-- Written instruction --
Copy each of the lines below without changing a single character.

-- Data supplied --
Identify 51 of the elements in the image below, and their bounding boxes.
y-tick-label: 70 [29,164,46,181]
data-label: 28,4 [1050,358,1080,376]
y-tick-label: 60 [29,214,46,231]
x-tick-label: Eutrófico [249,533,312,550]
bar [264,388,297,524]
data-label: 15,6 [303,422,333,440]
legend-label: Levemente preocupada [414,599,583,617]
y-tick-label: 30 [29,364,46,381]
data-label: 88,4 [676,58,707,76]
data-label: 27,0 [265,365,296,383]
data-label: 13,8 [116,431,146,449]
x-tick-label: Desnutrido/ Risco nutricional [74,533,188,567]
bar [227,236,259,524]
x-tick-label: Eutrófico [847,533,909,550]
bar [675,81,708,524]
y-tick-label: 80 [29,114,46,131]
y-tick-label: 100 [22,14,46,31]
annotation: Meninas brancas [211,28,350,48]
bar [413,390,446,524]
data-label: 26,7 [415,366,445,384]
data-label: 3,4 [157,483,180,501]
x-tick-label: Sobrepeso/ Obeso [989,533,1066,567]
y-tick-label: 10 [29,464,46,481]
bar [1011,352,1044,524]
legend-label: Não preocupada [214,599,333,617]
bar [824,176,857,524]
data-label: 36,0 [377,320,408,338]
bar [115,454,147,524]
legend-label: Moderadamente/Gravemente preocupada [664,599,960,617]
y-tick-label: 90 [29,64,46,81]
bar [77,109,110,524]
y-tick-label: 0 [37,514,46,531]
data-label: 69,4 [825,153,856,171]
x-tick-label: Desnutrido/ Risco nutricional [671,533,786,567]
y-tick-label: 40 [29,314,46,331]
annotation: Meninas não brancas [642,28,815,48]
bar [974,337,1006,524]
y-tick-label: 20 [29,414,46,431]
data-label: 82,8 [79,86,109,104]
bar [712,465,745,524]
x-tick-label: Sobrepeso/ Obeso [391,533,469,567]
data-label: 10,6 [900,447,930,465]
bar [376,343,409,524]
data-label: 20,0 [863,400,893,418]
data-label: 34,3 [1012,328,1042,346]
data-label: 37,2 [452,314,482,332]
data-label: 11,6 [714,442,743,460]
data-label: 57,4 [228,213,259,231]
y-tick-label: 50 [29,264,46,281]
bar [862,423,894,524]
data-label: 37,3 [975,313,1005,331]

-- Written response --
Identify 51 of the elements in the image below, and their bounding boxes.
y-tick-label: 70 [29,164,46,181]
data-label: 28,4 [1050,358,1080,376]
y-tick-label: 60 [29,214,46,231]
x-tick-label: Eutrófico [249,533,312,550]
bar [264,388,297,524]
data-label: 15,6 [303,422,333,440]
legend-label: Levemente preocupada [414,599,583,617]
y-tick-label: 30 [29,364,46,381]
data-label: 88,4 [676,58,707,76]
data-label: 27,0 [265,365,296,383]
data-label: 13,8 [116,431,146,449]
x-tick-label: Desnutrido/ Risco nutricional [74,533,188,567]
bar [227,236,259,524]
x-tick-label: Eutrófico [847,533,909,550]
bar [675,81,708,524]
y-tick-label: 80 [29,114,46,131]
y-tick-label: 100 [22,14,46,31]
annotation: Meninas brancas [211,28,350,48]
bar [413,390,446,524]
data-label: 26,7 [415,366,445,384]
data-label: 3,4 [157,483,180,501]
x-tick-label: Sobrepeso/ Obeso [989,533,1066,567]
y-tick-label: 10 [29,464,46,481]
bar [1011,352,1044,524]
legend-label: Não preocupada [214,599,333,617]
bar [824,176,857,524]
data-label: 36,0 [377,320,408,338]
bar [115,454,147,524]
legend-label: Moderadamente/Gravemente preocupada [664,599,960,617]
y-tick-label: 90 [29,64,46,81]
bar [77,109,110,524]
y-tick-label: 0 [37,514,46,531]
data-label: 69,4 [825,153,856,171]
x-tick-label: Desnutrido/ Risco nutricional [671,533,786,567]
y-tick-label: 40 [29,314,46,331]
annotation: Meninas não brancas [642,28,815,48]
bar [974,337,1006,524]
y-tick-label: 20 [29,414,46,431]
data-label: 82,8 [79,86,109,104]
bar [712,465,745,524]
x-tick-label: Sobrepeso/ Obeso [391,533,469,567]
data-label: 10,6 [900,447,930,465]
bar [376,343,409,524]
data-label: 20,0 [863,400,893,418]
data-label: 34,3 [1012,328,1042,346]
data-label: 37,2 [452,314,482,332]
data-label: 11,6 [714,442,743,460]
data-label: 57,4 [228,213,259,231]
y-tick-label: 50 [29,264,46,281]
bar [862,423,894,524]
data-label: 37,3 [975,313,1005,331]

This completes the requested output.